## Problem to work on
Go through the listing and pick out each line with the word "change" in it.

===== Data to process =====

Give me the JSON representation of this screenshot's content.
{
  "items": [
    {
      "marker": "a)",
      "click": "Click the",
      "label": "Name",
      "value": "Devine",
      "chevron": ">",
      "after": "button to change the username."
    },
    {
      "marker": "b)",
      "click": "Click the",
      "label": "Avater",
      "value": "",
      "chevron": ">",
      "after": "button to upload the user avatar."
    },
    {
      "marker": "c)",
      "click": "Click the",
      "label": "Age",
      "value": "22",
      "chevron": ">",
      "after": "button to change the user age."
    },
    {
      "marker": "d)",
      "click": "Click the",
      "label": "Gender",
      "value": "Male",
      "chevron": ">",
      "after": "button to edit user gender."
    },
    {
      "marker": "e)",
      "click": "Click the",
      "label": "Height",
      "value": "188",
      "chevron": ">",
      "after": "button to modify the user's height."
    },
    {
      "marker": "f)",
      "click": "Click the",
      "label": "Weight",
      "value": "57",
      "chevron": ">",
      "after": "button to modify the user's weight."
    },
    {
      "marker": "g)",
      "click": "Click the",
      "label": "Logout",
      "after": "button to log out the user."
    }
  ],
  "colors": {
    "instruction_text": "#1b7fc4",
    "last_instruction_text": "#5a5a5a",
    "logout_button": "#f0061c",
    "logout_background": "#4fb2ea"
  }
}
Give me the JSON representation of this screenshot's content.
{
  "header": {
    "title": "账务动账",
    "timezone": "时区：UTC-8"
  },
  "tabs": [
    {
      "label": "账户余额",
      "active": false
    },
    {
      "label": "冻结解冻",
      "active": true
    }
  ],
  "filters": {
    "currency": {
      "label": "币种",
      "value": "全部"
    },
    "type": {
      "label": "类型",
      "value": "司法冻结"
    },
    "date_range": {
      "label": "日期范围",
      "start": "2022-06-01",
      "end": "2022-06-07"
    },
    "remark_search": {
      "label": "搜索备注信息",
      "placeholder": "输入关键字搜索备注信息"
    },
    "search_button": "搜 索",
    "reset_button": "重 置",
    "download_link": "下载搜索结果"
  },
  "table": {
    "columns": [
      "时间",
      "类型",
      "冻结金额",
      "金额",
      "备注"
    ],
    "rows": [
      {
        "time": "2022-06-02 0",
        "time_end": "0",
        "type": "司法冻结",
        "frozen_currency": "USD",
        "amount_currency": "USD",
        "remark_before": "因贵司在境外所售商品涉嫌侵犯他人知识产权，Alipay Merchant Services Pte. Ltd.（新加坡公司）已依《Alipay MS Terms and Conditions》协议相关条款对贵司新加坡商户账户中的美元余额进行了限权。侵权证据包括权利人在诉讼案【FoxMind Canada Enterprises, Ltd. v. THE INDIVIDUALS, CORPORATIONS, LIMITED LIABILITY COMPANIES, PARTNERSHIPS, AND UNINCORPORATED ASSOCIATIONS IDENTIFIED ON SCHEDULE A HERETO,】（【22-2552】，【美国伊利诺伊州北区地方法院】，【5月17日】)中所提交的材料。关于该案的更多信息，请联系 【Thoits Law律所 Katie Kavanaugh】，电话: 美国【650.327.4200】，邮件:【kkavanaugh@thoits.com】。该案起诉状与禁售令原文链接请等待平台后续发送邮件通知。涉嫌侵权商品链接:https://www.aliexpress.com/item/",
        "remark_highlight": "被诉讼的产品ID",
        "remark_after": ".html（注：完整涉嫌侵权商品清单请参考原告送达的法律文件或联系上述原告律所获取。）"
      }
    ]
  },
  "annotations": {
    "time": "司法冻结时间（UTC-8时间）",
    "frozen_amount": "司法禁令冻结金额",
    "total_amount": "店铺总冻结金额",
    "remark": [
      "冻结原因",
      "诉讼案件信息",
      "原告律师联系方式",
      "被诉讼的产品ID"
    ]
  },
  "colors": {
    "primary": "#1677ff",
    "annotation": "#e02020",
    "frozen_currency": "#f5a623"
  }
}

=====
===== Data to process =====

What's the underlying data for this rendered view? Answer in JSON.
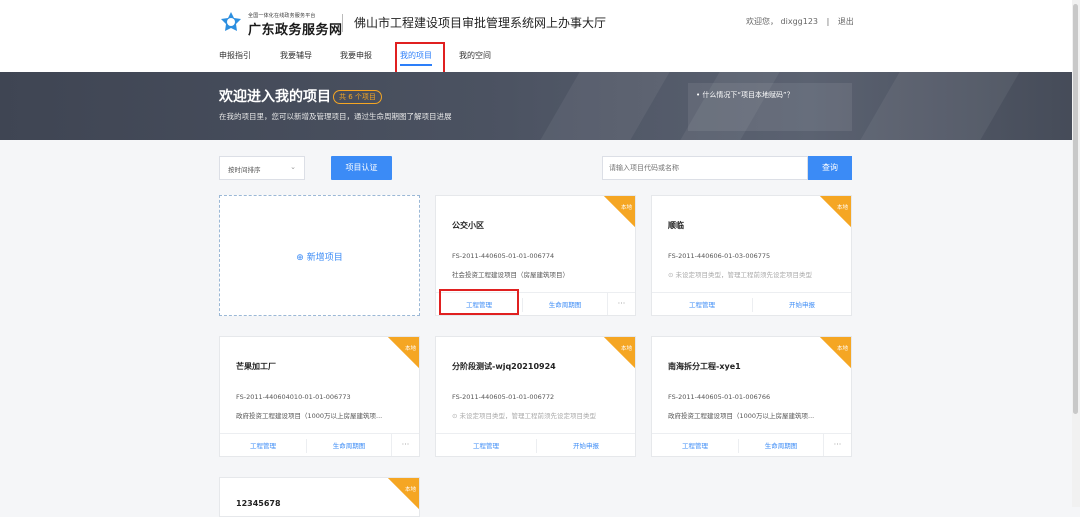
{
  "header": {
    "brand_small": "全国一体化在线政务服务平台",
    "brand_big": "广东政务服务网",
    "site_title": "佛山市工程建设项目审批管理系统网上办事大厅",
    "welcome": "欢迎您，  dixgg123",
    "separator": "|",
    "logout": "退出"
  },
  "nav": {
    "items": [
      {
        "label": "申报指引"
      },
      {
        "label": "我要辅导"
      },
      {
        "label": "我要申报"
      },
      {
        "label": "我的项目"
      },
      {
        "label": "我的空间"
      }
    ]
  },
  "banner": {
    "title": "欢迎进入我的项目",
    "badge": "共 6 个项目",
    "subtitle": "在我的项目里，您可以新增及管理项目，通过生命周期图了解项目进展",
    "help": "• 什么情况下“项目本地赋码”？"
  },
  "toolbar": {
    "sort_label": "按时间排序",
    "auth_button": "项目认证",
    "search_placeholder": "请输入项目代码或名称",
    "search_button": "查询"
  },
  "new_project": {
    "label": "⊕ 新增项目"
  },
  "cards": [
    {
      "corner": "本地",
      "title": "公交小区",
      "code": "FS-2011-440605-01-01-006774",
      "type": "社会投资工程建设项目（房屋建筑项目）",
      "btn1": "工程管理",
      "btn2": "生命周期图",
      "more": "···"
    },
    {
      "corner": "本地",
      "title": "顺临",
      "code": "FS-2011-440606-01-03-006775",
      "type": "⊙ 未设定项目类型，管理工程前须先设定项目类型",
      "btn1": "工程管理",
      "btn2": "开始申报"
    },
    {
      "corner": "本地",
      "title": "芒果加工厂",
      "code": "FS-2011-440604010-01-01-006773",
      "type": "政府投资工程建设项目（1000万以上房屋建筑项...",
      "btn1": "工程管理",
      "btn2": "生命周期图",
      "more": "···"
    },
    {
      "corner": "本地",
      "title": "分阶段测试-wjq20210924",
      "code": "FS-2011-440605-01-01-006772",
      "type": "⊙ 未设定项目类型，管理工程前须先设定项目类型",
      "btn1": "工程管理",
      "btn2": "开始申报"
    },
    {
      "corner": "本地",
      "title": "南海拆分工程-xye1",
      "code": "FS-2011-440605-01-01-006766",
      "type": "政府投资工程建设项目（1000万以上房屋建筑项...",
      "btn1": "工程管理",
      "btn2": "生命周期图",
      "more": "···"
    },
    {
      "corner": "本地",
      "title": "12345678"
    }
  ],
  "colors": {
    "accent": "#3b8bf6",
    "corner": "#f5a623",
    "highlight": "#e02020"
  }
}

=====

## Solution to the problem
      "after": "button to change the username."
      "after": "button to change the user age."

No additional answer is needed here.